# EXERCISE DESCRIPTION
Show, in full, each line of the data that contains "JSON".

# Records that describe figures
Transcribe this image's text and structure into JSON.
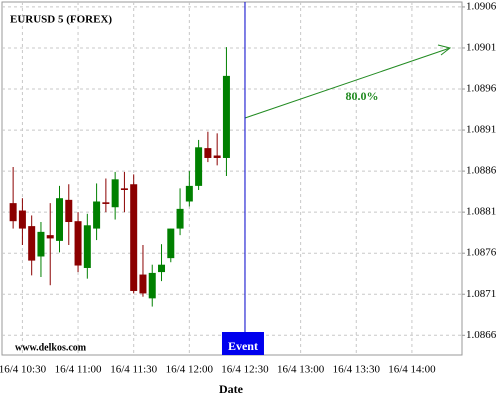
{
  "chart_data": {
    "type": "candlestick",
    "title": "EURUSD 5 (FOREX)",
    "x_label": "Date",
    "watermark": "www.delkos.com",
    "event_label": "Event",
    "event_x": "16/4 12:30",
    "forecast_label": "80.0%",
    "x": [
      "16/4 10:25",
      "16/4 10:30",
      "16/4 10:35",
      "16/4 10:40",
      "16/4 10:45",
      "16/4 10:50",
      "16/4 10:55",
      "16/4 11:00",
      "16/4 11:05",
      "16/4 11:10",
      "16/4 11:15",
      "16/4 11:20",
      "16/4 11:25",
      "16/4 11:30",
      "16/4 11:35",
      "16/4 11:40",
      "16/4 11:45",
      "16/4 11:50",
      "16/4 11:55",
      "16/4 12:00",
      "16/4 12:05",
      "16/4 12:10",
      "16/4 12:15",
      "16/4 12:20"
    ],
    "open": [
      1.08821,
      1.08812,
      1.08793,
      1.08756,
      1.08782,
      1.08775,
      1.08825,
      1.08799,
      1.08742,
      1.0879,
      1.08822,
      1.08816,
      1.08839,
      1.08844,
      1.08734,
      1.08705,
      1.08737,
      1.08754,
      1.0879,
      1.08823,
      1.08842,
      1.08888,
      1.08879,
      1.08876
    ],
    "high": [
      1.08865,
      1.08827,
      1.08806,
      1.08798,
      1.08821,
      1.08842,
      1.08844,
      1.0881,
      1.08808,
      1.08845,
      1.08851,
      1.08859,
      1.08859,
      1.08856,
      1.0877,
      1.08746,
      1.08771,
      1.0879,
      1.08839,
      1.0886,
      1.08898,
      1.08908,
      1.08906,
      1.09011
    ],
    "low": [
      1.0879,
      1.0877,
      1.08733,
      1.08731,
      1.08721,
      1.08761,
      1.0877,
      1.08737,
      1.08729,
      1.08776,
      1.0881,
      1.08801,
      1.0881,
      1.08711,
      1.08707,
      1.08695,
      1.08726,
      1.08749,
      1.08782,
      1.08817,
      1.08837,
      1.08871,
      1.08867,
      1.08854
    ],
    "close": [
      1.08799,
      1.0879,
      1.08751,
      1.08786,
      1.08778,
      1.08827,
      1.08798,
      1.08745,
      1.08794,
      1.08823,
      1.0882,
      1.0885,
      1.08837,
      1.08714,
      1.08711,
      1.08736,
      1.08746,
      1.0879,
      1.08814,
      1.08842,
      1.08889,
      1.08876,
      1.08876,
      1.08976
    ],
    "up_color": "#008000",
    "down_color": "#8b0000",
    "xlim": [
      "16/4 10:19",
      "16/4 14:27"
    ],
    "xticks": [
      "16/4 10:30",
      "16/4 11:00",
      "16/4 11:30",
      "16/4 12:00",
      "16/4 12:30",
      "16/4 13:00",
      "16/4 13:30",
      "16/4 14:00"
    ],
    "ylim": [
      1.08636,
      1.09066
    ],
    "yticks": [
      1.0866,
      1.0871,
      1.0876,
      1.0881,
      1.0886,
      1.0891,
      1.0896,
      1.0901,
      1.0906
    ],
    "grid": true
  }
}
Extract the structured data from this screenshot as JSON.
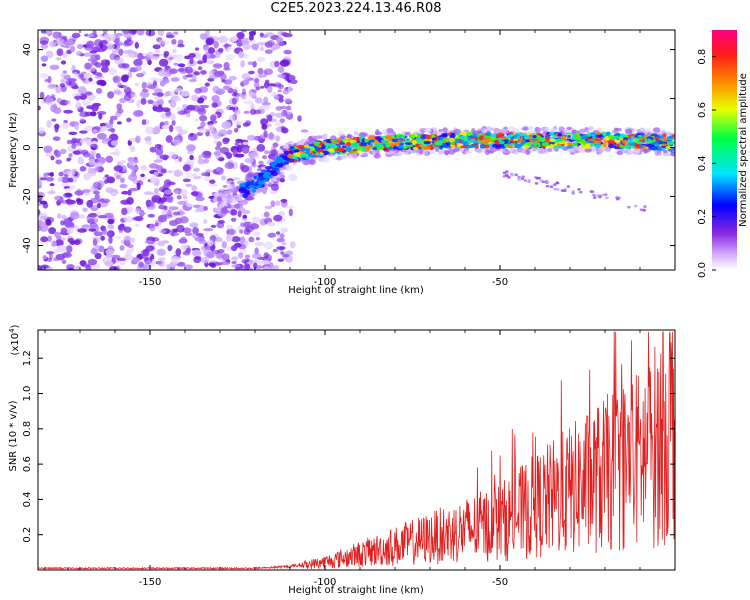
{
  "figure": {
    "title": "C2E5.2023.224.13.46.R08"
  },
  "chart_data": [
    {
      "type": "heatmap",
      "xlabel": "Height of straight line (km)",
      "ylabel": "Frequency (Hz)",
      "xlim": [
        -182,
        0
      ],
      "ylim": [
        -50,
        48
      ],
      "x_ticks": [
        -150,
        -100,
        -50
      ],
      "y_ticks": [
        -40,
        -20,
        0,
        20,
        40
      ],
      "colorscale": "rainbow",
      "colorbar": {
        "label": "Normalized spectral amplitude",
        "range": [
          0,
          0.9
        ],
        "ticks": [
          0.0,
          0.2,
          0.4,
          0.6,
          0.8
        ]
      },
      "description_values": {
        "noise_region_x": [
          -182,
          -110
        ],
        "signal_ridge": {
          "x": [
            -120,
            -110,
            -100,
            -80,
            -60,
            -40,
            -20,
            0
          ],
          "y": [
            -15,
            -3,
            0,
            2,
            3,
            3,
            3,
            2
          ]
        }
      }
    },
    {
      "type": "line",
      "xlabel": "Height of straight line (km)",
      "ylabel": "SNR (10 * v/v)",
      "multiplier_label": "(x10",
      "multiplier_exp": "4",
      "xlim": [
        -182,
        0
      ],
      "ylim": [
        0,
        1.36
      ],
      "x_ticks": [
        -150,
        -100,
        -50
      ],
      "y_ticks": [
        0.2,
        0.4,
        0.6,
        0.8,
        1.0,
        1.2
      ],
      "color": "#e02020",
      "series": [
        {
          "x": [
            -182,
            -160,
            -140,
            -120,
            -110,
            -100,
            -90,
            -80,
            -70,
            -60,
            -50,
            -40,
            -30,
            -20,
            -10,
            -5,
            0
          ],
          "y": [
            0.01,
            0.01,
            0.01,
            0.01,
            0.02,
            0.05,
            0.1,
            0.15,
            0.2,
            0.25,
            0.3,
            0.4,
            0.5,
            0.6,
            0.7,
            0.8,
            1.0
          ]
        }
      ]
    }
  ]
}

---

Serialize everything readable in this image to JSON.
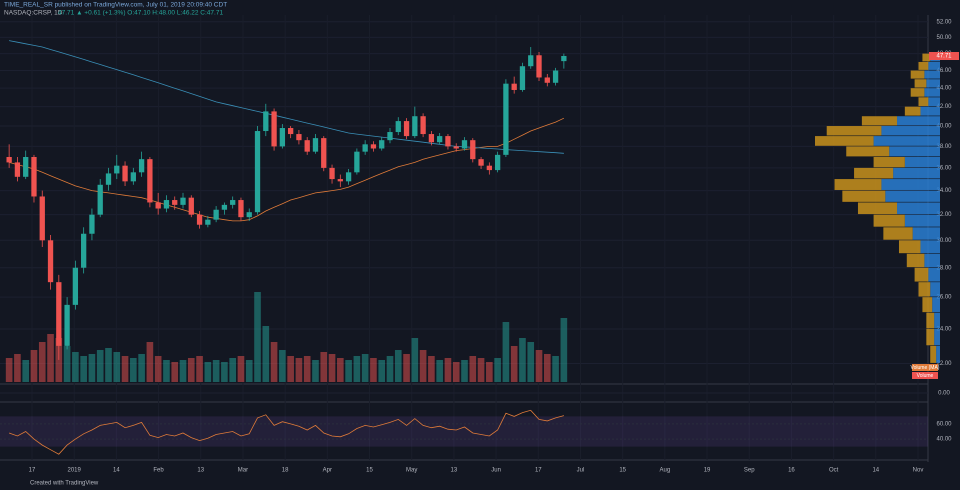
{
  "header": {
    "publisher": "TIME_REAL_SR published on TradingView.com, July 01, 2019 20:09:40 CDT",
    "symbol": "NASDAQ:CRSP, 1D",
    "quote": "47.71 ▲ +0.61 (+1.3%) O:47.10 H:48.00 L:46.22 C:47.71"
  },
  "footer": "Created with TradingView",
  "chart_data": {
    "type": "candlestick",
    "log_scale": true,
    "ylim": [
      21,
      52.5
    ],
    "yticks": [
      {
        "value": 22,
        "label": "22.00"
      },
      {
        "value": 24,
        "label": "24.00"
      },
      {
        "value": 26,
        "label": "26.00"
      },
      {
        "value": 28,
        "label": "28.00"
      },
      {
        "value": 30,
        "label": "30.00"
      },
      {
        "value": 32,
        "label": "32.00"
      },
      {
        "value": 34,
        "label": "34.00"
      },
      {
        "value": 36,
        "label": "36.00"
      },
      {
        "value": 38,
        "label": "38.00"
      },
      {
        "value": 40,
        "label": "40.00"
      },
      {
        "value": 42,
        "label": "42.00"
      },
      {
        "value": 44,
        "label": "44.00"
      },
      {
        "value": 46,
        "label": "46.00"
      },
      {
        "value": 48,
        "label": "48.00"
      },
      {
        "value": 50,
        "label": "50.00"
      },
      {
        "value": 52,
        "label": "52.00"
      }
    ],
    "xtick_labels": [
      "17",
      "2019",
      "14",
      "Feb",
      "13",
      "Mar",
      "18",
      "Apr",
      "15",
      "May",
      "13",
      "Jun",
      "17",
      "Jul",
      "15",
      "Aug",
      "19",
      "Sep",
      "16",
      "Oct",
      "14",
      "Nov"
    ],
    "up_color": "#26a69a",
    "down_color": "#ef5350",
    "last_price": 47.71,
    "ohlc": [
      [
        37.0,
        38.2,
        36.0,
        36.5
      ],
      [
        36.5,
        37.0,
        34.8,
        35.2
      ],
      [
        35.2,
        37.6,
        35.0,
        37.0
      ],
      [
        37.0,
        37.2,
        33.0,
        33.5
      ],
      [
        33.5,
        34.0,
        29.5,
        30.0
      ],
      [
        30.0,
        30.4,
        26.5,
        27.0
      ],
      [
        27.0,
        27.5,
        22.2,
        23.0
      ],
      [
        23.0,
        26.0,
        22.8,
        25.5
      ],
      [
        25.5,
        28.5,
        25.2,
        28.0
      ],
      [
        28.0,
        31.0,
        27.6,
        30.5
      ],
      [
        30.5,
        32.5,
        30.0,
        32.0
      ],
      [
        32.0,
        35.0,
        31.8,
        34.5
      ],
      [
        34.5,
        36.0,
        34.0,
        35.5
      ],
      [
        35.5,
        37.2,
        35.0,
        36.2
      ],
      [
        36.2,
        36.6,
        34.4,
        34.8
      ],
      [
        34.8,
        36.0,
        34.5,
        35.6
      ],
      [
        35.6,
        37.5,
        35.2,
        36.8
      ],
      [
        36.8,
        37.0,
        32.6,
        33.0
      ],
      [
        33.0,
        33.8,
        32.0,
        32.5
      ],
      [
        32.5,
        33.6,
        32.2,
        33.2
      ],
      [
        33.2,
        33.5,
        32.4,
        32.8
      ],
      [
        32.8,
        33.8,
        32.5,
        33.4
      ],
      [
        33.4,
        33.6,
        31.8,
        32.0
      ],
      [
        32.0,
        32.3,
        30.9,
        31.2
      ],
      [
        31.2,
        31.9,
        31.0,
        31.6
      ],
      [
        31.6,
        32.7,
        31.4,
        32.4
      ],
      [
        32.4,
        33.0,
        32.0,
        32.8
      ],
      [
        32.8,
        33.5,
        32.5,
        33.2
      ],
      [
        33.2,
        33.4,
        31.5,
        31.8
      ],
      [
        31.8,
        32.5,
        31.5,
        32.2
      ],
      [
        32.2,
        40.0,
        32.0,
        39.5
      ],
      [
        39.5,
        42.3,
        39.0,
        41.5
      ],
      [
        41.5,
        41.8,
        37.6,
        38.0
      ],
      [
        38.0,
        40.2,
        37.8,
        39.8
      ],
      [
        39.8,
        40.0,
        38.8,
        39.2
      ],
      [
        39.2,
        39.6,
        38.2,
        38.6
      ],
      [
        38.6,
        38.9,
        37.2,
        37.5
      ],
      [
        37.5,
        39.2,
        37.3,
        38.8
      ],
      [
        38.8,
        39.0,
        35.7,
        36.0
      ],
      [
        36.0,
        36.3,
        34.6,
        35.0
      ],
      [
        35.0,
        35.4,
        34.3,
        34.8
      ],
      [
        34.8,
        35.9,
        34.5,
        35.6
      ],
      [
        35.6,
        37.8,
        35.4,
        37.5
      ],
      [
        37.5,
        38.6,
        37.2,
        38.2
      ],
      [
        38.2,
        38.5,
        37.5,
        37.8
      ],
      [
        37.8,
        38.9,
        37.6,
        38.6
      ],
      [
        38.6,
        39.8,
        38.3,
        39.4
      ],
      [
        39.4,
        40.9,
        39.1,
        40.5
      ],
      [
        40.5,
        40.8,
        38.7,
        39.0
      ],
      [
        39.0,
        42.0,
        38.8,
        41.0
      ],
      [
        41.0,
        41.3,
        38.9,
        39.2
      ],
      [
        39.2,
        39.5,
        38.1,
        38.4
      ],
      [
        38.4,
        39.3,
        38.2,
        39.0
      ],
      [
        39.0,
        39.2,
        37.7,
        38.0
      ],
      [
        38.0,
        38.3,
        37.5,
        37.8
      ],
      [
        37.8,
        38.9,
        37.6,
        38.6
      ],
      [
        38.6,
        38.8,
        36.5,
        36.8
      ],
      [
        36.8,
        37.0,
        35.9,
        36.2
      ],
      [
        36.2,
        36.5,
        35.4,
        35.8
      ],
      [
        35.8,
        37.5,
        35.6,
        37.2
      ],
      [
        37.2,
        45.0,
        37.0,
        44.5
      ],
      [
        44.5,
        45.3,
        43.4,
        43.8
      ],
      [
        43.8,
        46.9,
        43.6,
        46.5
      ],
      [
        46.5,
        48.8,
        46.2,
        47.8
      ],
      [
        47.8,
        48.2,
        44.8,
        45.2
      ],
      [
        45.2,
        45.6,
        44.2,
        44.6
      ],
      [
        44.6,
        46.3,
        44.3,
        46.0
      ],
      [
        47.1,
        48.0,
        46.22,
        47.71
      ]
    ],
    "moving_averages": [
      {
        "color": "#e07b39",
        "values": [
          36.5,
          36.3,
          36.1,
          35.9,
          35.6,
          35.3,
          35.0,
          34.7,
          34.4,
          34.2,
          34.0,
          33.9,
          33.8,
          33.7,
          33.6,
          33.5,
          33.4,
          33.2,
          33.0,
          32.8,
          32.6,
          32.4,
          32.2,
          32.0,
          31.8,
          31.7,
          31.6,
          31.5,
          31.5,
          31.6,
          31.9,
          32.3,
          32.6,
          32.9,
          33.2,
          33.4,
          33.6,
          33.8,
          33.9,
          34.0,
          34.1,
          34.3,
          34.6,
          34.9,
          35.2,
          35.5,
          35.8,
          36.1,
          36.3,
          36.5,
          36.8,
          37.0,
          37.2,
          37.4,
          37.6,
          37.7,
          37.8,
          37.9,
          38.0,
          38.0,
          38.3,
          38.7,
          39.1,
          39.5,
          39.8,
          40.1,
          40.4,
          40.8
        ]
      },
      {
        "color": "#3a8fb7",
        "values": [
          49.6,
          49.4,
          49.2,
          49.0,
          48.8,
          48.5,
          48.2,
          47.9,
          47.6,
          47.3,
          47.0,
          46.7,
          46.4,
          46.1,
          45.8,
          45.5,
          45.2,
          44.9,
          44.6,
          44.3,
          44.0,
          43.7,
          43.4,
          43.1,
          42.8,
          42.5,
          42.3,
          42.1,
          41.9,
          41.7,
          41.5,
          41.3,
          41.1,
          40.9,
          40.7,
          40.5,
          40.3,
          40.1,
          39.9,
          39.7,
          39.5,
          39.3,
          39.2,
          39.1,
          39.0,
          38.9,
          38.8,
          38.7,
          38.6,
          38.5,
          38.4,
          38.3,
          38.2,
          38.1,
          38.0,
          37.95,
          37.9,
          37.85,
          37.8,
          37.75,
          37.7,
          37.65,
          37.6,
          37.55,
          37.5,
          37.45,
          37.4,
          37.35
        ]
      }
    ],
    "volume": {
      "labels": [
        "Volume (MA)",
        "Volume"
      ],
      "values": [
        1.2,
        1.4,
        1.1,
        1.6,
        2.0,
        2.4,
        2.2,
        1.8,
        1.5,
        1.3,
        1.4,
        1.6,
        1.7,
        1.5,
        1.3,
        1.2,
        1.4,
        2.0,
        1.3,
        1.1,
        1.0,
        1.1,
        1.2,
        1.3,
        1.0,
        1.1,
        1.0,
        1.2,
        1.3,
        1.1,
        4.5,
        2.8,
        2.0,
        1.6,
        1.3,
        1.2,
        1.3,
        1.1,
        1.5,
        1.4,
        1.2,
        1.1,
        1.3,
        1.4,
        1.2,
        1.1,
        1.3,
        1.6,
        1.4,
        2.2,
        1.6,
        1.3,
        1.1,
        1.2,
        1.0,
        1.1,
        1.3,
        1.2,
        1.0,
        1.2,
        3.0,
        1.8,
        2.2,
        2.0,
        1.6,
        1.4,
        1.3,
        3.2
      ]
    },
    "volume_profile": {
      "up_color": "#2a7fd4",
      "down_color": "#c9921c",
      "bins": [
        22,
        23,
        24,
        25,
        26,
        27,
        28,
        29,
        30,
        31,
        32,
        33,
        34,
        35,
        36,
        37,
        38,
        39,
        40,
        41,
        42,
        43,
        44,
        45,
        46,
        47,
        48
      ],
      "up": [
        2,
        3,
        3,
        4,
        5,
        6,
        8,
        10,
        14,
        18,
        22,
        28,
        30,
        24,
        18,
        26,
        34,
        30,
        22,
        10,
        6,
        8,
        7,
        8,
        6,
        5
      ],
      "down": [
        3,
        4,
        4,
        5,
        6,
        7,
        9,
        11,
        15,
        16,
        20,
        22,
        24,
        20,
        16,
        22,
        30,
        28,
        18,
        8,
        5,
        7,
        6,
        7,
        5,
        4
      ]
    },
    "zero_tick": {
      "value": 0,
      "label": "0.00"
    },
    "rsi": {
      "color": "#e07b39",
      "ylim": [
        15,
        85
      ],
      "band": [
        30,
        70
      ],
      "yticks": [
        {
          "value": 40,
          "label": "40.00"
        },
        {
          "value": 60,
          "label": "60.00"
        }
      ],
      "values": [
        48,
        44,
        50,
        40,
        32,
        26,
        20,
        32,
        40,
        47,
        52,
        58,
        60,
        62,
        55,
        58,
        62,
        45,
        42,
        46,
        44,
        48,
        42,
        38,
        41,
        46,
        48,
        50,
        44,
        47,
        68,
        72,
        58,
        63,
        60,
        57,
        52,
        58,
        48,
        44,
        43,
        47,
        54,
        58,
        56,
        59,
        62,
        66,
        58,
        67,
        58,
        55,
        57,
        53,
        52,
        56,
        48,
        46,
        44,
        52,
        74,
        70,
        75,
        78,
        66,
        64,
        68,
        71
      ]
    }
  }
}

# TASK RESPONSE
Transcribe this image's text and structure into JSON.
Extract the structured data from this screenshot as JSON.
Serialize everything readable in this image to JSON.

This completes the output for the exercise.